-- START OF Data for the task --

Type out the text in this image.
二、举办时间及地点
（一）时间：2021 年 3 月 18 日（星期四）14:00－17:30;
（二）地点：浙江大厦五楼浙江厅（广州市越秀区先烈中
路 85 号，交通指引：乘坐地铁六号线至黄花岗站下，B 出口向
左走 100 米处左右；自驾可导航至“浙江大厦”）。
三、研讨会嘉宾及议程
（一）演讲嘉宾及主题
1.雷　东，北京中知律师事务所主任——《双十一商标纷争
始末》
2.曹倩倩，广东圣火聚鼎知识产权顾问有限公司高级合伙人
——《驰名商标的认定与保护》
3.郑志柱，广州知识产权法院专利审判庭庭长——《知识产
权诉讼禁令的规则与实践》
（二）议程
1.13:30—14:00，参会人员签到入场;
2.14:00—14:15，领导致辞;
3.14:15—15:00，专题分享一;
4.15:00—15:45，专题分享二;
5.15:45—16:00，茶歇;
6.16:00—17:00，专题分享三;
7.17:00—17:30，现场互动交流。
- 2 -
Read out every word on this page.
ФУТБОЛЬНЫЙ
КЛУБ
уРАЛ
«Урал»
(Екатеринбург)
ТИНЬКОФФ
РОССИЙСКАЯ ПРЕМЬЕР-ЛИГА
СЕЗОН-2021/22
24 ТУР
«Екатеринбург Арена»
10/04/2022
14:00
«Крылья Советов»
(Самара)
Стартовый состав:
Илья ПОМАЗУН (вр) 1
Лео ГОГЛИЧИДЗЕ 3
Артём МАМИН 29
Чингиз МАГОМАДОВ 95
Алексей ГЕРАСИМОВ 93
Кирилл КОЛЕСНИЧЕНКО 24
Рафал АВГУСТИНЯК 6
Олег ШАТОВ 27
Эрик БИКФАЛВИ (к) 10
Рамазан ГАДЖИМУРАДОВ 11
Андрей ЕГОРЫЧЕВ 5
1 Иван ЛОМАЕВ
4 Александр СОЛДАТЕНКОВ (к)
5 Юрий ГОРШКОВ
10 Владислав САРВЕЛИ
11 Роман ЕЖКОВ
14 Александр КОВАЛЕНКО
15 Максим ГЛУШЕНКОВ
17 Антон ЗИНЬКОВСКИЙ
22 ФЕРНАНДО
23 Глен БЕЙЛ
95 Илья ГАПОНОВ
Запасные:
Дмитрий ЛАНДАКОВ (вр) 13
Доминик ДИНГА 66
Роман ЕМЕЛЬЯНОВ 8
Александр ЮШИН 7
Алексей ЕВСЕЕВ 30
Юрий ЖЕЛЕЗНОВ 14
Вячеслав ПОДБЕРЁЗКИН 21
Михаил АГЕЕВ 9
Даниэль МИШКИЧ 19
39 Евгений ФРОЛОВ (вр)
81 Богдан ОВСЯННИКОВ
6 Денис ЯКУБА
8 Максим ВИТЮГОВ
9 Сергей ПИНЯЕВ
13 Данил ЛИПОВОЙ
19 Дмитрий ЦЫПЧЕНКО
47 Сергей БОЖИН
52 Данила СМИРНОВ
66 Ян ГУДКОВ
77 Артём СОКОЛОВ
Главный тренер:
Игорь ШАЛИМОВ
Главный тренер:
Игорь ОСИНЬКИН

-- END OF Data for the task --

The required output is the number of lines containing the word "Александр", and nothing besides.

3